• **Dataset items**
--------------------

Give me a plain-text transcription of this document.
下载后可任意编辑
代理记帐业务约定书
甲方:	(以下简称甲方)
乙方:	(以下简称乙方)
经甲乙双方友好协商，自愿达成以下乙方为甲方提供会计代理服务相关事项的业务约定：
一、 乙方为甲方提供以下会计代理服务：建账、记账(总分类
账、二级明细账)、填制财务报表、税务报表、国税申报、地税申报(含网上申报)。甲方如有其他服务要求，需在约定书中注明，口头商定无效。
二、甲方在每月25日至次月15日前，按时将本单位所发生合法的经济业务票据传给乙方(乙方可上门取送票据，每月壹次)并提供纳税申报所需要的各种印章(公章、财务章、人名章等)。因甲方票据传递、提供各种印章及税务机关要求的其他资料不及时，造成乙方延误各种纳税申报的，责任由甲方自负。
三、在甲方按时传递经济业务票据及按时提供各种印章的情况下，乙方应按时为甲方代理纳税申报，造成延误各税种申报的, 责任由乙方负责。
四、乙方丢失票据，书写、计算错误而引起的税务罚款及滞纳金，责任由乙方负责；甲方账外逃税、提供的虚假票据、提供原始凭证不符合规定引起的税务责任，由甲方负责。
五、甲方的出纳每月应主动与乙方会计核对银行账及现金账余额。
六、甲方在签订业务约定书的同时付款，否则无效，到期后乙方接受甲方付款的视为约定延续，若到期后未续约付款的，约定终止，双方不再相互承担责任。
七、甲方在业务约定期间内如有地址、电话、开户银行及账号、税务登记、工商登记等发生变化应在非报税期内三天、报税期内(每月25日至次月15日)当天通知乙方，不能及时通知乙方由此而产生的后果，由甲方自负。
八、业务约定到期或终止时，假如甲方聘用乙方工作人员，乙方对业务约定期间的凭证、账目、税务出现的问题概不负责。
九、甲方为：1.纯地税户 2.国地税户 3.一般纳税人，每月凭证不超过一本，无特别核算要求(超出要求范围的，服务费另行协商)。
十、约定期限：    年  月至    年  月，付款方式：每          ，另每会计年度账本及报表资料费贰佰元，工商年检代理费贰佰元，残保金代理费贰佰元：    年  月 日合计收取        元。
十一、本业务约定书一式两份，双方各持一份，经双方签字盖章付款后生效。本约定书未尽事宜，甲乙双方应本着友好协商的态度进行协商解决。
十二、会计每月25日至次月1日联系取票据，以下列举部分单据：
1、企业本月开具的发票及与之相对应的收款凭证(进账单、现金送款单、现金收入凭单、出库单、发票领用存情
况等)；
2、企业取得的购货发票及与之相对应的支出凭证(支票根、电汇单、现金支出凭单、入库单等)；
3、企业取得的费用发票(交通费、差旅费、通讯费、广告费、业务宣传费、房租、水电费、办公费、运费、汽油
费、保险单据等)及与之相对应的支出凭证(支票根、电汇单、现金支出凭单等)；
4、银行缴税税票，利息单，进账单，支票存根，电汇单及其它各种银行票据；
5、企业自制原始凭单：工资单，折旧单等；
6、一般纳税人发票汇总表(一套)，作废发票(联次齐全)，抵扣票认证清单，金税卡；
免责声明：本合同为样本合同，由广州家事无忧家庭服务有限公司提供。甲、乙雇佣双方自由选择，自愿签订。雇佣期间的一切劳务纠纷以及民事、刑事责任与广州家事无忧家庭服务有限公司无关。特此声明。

--------------------

• **Given task**
In the lines above, locate the string "责任由乙方负责". Copy every line where it occurs.

• **Response below**
三、在甲方按时传递经济业务票据及按时提供各种印章的情况下，乙方应按时为甲方代理纳税申报，造成延误各税种申报的, 责任由乙方负责。
四、乙方丢失票据，书写、计算错误而引起的税务罚款及滞纳金，责任由乙方负责；甲方账外逃税、提供的虚假票据、提供原始凭证不符合规定引起的税务责任，由甲方负责。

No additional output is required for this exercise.